Work required: Reproduce all of the records exactly.

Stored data

--*--

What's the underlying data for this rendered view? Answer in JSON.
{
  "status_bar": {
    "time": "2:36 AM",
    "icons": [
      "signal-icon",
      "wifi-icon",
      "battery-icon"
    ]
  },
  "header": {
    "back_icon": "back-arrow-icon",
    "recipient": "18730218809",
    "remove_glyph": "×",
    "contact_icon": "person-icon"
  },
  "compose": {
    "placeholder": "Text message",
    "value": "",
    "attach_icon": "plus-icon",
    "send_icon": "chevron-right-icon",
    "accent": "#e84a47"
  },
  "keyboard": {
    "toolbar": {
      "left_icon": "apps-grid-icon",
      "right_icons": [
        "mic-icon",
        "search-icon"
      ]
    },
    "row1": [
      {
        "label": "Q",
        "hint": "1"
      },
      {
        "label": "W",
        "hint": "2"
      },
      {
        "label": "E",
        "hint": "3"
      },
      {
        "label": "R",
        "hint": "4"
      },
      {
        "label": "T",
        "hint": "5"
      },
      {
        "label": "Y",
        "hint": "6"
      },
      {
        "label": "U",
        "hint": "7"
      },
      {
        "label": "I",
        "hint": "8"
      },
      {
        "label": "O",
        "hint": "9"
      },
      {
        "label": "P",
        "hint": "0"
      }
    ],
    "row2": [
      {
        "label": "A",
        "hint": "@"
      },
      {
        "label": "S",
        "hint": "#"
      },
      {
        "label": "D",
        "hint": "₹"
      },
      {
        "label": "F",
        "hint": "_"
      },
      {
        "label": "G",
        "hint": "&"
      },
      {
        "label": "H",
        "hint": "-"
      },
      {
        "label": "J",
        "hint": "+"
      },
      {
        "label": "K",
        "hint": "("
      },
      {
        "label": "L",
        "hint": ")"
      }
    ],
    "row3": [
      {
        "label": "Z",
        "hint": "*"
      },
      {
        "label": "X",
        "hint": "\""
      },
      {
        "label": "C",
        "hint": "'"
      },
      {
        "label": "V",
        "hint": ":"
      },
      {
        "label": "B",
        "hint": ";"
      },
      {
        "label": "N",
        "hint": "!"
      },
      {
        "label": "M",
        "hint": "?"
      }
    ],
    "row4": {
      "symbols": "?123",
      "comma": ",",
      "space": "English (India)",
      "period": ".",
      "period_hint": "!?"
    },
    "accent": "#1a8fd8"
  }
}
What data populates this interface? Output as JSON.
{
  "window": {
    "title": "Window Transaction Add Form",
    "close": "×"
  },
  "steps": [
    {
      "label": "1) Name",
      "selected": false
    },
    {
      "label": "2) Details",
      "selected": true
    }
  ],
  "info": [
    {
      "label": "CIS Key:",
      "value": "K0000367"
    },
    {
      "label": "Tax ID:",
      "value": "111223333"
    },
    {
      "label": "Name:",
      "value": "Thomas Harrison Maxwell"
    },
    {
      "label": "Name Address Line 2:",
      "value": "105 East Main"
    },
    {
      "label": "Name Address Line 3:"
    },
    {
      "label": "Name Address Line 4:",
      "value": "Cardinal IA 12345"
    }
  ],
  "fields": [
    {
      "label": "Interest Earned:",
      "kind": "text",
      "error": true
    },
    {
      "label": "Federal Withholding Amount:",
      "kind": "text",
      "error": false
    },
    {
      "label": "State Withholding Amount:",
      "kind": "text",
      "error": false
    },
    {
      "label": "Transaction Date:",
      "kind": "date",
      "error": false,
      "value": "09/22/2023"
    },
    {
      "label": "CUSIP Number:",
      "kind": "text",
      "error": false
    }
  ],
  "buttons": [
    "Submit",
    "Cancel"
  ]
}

--*--

Output:
What's the underlying data for this rendered view? Answer in JSON.
{
  "status_bar": {
    "time": "2:36 AM",
    "icons": [
      "signal-icon",
      "wifi-icon",
      "battery-icon"
    ]
  },
  "header": {
    "back_icon": "back-arrow-icon",
    "recipient": "18730218809",
    "remove_glyph": "×",
    "contact_icon": "person-icon"
  },
  "compose": {
    "placeholder": "Text message",
    "value": "",
    "attach_icon": "plus-icon",
    "send_icon": "chevron-right-icon",
    "accent": "#e84a47"
  },
  "keyboard": {
    "toolbar": {
      "left_icon": "apps-grid-icon",
      "right_icons": [
        "mic-icon",
        "search-icon"
      ]
    },
    "row1": [
      {
        "label": "Q",
        "hint": "1"
      },
      {
        "label": "W",
        "hint": "2"
      },
      {
        "label": "E",
        "hint": "3"
      },
      {
        "label": "R",
        "hint": "4"
      },
      {
        "label": "T",
        "hint": "5"
      },
      {
        "label": "Y",
        "hint": "6"
      },
      {
        "label": "U",
        "hint": "7"
      },
      {
        "label": "I",
        "hint": "8"
      },
      {
        "label": "O",
        "hint": "9"
      },
      {
        "label": "P",
        "hint": "0"
      }
    ],
    "row2": [
      {
        "label": "A",
        "hint": "@"
      },
      {
        "label": "S",
        "hint": "#"
      },
      {
        "label": "D",
        "hint": "₹"
      },
      {
        "label": "F",
        "hint": "_"
      },
      {
        "label": "G",
        "hint": "&"
      },
      {
        "label": "H",
        "hint": "-"
      },
      {
        "label": "J",
        "hint": "+"
      },
      {
        "label": "K",
        "hint": "("
      },
      {
        "label": "L",
        "hint": ")"
      }
    ],
    "row3": [
      {
        "label": "Z",
        "hint": "*"
      },
      {
        "label": "X",
        "hint": "\""
      },
      {
        "label": "C",
        "hint": "'"
      },
      {
        "label": "V",
        "hint": ":"
      },
      {
        "label": "B",
        "hint": ";"
      },
      {
        "label": "N",
        "hint": "!"
      },
      {
        "label": "M",
        "hint": "?"
      }
    ],
    "row4": {
      "symbols": "?123",
      "comma": ",",
      "space": "English (India)",
      "period": ".",
      "period_hint": "!?"
    },
    "accent": "#1a8fd8"
  }
}
What data populates this interface? Output as JSON.
{
  "window": {
    "title": "Window Transaction Add Form",
    "close": "×"
  },
  "steps": [
    {
      "label": "1) Name",
      "selected": false
    },
    {
      "label": "2) Details",
      "selected": true
    }
  ],
  "info": [
    {
      "label": "CIS Key:",
      "value": "K0000367"
    },
    {
      "label": "Tax ID:",
      "value": "111223333"
    },
    {
      "label": "Name:",
      "value": "Thomas Harrison Maxwell"
    },
    {
      "label": "Name Address Line 2:",
      "value": "105 East Main"
    },
    {
      "label": "Name Address Line 3:"
    },
    {
      "label": "Name Address Line 4:",
      "value": "Cardinal IA 12345"
    }
  ],
  "fields": [
    {
      "label": "Interest Earned:",
      "kind": "text",
      "error": true
    },
    {
      "label": "Federal Withholding Amount:",
      "kind": "text",
      "error": false
    },
    {
      "label": "State Withholding Amount:",
      "kind": "text",
      "error": false
    },
    {
      "label": "Transaction Date:",
      "kind": "date",
      "error": false,
      "value": "09/22/2023"
    },
    {
      "label": "CUSIP Number:",
      "kind": "text",
      "error": false
    }
  ],
  "buttons": [
    "Submit",
    "Cancel"
  ]
}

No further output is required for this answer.